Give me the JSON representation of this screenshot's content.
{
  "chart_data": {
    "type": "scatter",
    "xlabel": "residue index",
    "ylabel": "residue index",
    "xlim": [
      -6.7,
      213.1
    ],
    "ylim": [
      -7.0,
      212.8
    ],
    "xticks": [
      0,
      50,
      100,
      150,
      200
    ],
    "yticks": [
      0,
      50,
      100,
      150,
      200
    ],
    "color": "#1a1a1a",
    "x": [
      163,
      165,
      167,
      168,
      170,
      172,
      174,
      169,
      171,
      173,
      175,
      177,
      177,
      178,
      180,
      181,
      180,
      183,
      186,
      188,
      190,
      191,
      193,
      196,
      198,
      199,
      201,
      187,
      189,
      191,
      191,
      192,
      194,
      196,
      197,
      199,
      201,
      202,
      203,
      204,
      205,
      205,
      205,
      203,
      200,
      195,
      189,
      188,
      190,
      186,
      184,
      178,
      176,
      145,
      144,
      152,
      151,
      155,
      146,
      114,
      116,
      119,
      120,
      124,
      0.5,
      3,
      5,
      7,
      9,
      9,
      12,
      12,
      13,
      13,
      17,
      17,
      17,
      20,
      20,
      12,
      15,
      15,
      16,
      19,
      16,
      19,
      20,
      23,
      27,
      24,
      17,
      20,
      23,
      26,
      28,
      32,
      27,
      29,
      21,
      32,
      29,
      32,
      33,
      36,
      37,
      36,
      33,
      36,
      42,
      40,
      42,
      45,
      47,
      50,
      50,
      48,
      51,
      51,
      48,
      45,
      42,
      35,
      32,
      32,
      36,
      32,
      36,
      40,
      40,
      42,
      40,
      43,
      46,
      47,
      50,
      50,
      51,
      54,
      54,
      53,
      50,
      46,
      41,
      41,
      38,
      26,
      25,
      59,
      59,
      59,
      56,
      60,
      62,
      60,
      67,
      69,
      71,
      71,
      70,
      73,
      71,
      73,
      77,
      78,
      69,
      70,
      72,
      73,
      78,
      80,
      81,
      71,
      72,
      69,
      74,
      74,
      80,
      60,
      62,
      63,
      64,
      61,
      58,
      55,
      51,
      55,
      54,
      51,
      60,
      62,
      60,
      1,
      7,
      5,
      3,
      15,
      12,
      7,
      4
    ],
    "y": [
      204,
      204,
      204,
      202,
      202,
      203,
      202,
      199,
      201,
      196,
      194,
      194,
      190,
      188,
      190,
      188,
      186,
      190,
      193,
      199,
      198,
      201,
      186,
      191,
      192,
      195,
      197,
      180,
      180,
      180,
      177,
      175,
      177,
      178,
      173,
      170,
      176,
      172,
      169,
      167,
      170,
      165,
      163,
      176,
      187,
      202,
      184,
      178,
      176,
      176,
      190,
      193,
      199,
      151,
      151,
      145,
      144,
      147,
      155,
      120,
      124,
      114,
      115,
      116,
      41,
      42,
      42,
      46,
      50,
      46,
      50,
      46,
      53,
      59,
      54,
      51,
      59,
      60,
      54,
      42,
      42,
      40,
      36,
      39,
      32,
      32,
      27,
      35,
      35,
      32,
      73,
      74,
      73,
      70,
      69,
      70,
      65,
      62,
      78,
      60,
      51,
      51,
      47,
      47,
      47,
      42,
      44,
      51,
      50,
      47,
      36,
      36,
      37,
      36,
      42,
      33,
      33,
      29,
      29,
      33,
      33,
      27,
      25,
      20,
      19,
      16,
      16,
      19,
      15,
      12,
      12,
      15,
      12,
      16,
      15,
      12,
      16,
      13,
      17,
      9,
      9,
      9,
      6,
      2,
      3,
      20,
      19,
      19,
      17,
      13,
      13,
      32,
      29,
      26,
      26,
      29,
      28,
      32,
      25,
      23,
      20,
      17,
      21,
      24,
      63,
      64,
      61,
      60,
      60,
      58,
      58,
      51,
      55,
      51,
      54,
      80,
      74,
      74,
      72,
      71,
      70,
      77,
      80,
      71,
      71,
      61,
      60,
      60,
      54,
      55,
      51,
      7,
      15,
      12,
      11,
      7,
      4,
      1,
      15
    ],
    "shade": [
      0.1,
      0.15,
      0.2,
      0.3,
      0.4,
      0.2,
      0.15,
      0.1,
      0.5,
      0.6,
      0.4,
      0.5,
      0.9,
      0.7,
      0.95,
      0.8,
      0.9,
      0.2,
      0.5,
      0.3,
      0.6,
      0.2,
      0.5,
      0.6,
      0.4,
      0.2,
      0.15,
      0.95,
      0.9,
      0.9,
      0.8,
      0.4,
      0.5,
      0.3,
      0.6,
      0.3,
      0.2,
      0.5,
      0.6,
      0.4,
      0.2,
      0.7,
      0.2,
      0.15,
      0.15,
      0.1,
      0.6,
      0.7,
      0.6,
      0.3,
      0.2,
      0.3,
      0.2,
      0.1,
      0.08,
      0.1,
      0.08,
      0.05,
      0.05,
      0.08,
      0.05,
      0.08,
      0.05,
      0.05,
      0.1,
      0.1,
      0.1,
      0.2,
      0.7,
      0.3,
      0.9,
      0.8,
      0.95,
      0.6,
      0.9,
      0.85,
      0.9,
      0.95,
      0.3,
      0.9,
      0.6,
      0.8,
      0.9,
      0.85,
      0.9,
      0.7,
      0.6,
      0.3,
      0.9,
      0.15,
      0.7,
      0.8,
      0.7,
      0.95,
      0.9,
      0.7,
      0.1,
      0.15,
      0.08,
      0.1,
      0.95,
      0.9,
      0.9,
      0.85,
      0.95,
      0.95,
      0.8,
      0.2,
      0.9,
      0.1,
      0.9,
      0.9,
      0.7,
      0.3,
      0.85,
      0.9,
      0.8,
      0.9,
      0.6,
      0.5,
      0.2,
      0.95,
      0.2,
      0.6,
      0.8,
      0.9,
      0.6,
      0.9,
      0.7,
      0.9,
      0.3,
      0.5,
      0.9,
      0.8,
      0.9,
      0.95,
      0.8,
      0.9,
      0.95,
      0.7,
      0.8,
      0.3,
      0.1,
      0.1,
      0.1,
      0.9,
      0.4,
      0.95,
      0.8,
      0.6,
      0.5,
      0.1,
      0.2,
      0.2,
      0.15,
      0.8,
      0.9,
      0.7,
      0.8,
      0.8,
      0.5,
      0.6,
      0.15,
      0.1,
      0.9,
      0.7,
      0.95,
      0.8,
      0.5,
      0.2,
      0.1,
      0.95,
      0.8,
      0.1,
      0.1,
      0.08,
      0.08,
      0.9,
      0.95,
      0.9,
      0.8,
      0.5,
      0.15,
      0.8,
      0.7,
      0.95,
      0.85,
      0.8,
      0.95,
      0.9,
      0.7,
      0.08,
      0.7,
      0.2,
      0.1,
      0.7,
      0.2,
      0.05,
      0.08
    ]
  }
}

——————————

### YOUR GOAL
From the data above, copy out every line with the string "residue" in it.

### COMPLETE RESPONSE
    "xlabel": "residue index",
    "ylabel": "residue index",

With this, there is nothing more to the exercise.